» **Data provided**
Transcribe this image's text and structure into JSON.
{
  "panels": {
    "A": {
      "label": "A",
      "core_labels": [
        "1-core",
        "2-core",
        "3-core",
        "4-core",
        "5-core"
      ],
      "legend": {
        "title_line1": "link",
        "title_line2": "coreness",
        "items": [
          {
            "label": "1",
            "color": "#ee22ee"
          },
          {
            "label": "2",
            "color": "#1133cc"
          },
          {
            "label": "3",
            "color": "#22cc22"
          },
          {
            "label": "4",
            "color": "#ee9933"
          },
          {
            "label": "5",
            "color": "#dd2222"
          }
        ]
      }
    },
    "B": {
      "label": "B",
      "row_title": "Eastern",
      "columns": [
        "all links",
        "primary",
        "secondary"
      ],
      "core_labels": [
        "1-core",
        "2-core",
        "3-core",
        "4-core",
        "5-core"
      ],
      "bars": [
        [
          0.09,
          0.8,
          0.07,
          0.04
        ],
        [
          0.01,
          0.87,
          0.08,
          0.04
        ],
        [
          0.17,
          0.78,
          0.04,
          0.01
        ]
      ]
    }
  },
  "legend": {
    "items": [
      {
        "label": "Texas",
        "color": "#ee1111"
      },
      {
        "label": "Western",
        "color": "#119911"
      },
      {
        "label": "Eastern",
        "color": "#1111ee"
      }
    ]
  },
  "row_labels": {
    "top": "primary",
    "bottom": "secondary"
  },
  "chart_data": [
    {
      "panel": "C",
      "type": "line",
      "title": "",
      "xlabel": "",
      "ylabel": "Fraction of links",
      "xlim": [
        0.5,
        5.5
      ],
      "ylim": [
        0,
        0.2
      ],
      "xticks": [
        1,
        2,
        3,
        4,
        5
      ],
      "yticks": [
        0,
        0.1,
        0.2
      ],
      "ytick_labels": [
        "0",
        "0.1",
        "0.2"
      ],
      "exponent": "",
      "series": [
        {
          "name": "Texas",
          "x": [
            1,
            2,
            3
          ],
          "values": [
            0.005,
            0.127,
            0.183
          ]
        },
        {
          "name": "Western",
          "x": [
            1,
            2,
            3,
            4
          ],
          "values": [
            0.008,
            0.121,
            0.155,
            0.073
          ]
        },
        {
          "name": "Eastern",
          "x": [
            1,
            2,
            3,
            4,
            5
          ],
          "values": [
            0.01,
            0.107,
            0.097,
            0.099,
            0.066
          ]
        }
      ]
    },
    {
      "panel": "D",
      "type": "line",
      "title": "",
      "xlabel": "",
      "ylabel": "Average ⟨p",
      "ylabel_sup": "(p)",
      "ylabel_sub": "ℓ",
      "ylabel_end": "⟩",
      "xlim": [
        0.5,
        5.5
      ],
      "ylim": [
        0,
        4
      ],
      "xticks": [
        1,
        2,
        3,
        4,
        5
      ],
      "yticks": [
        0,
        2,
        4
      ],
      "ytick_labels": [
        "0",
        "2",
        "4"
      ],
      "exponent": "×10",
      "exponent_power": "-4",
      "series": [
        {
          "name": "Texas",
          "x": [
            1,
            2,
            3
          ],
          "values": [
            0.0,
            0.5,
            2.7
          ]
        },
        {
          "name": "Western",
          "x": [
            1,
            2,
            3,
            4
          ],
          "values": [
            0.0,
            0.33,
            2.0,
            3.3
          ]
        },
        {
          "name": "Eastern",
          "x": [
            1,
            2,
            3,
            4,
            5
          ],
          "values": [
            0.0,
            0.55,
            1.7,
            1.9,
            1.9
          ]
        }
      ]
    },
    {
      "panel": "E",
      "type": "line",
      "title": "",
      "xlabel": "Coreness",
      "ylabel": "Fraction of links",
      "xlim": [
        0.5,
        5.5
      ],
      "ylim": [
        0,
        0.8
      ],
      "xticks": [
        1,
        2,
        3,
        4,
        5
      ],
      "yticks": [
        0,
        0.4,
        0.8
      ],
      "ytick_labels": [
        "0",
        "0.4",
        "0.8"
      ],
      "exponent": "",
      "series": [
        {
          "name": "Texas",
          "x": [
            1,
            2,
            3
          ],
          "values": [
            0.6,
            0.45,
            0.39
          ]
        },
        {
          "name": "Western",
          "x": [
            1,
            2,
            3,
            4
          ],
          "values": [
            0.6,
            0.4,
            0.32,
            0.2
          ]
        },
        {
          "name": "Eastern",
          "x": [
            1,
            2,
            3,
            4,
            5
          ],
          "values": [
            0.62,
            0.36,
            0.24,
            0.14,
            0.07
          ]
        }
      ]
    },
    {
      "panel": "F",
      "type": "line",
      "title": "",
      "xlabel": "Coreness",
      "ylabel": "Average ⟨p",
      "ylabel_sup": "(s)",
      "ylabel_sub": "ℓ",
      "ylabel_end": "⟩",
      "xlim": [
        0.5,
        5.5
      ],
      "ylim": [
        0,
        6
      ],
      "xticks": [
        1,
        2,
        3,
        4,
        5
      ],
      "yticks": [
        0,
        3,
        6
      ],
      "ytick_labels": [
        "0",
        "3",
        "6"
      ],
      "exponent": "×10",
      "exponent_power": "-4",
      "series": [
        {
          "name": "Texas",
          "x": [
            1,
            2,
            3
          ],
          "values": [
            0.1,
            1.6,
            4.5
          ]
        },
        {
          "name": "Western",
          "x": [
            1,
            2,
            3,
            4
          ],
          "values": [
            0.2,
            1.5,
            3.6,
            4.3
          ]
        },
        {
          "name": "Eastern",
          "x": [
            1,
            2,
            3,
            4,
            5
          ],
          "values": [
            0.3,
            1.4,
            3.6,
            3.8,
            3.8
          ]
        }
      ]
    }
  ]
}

» **Aim**
Reproduce each line verbatim.

» **Output for this exercise**
Transcribe this image's text and structure into JSON.
{
  "panels": {
    "A": {
      "label": "A",
      "core_labels": [
        "1-core",
        "2-core",
        "3-core",
        "4-core",
        "5-core"
      ],
      "legend": {
        "title_line1": "link",
        "title_line2": "coreness",
        "items": [
          {
            "label": "1",
            "color": "#ee22ee"
          },
          {
            "label": "2",
            "color": "#1133cc"
          },
          {
            "label": "3",
            "color": "#22cc22"
          },
          {
            "label": "4",
            "color": "#ee9933"
          },
          {
            "label": "5",
            "color": "#dd2222"
          }
        ]
      }
    },
    "B": {
      "label": "B",
      "row_title": "Eastern",
      "columns": [
        "all links",
        "primary",
        "secondary"
      ],
      "core_labels": [
        "1-core",
        "2-core",
        "3-core",
        "4-core",
        "5-core"
      ],
      "bars": [
        [
          0.09,
          0.8,
          0.07,
          0.04
        ],
        [
          0.01,
          0.87,
          0.08,
          0.04
        ],
        [
          0.17,
          0.78,
          0.04,
          0.01
        ]
      ]
    }
  },
  "legend": {
    "items": [
      {
        "label": "Texas",
        "color": "#ee1111"
      },
      {
        "label": "Western",
        "color": "#119911"
      },
      {
        "label": "Eastern",
        "color": "#1111ee"
      }
    ]
  },
  "row_labels": {
    "top": "primary",
    "bottom": "secondary"
  },
  "chart_data": [
    {
      "panel": "C",
      "type": "line",
      "title": "",
      "xlabel": "",
      "ylabel": "Fraction of links",
      "xlim": [
        0.5,
        5.5
      ],
      "ylim": [
        0,
        0.2
      ],
      "xticks": [
        1,
        2,
        3,
        4,
        5
      ],
      "yticks": [
        0,
        0.1,
        0.2
      ],
      "ytick_labels": [
        "0",
        "0.1",
        "0.2"
      ],
      "exponent": "",
      "series": [
        {
          "name": "Texas",
          "x": [
            1,
            2,
            3
          ],
          "values": [
            0.005,
            0.127,
            0.183
          ]
        },
        {
          "name": "Western",
          "x": [
            1,
            2,
            3,
            4
          ],
          "values": [
            0.008,
            0.121,
            0.155,
            0.073
          ]
        },
        {
          "name": "Eastern",
          "x": [
            1,
            2,
            3,
            4,
            5
          ],
          "values": [
            0.01,
            0.107,
            0.097,
            0.099,
            0.066
          ]
        }
      ]
    },
    {
      "panel": "D",
      "type": "line",
      "title": "",
      "xlabel": "",
      "ylabel": "Average ⟨p",
      "ylabel_sup": "(p)",
      "ylabel_sub": "ℓ",
      "ylabel_end": "⟩",
      "xlim": [
        0.5,
        5.5
      ],
      "ylim": [
        0,
        4
      ],
      "xticks": [
        1,
        2,
        3,
        4,
        5
      ],
      "yticks": [
        0,
        2,
        4
      ],
      "ytick_labels": [
        "0",
        "2",
        "4"
      ],
      "exponent": "×10",
      "exponent_power": "-4",
      "series": [
        {
          "name": "Texas",
          "x": [
            1,
            2,
            3
          ],
          "values": [
            0.0,
            0.5,
            2.7
          ]
        },
        {
          "name": "Western",
          "x": [
            1,
            2,
            3,
            4
          ],
          "values": [
            0.0,
            0.33,
            2.0,
            3.3
          ]
        },
        {
          "name": "Eastern",
          "x": [
            1,
            2,
            3,
            4,
            5
          ],
          "values": [
            0.0,
            0.55,
            1.7,
            1.9,
            1.9
          ]
        }
      ]
    },
    {
      "panel": "E",
      "type": "line",
      "title": "",
      "xlabel": "Coreness",
      "ylabel": "Fraction of links",
      "xlim": [
        0.5,
        5.5
      ],
      "ylim": [
        0,
        0.8
      ],
      "xticks": [
        1,
        2,
        3,
        4,
        5
      ],
      "yticks": [
        0,
        0.4,
        0.8
      ],
      "ytick_labels": [
        "0",
        "0.4",
        "0.8"
      ],
      "exponent": "",
      "series": [
        {
          "name": "Texas",
          "x": [
            1,
            2,
            3
          ],
          "values": [
            0.6,
            0.45,
            0.39
          ]
        },
        {
          "name": "Western",
          "x": [
            1,
            2,
            3,
            4
          ],
          "values": [
            0.6,
            0.4,
            0.32,
            0.2
          ]
        },
        {
          "name": "Eastern",
          "x": [
            1,
            2,
            3,
            4,
            5
          ],
          "values": [
            0.62,
            0.36,
            0.24,
            0.14,
            0.07
          ]
        }
      ]
    },
    {
      "panel": "F",
      "type": "line",
      "title": "",
      "xlabel": "Coreness",
      "ylabel": "Average ⟨p",
      "ylabel_sup": "(s)",
      "ylabel_sub": "ℓ",
      "ylabel_end": "⟩",
      "xlim": [
        0.5,
        5.5
      ],
      "ylim": [
        0,
        6
      ],
      "xticks": [
        1,
        2,
        3,
        4,
        5
      ],
      "yticks": [
        0,
        3,
        6
      ],
      "ytick_labels": [
        "0",
        "3",
        "6"
      ],
      "exponent": "×10",
      "exponent_power": "-4",
      "series": [
        {
          "name": "Texas",
          "x": [
            1,
            2,
            3
          ],
          "values": [
            0.1,
            1.6,
            4.5
          ]
        },
        {
          "name": "Western",
          "x": [
            1,
            2,
            3,
            4
          ],
          "values": [
            0.2,
            1.5,
            3.6,
            4.3
          ]
        },
        {
          "name": "Eastern",
          "x": [
            1,
            2,
            3,
            4,
            5
          ],
          "values": [
            0.3,
            1.4,
            3.6,
            3.8,
            3.8
          ]
        }
      ]
    }
  ]
}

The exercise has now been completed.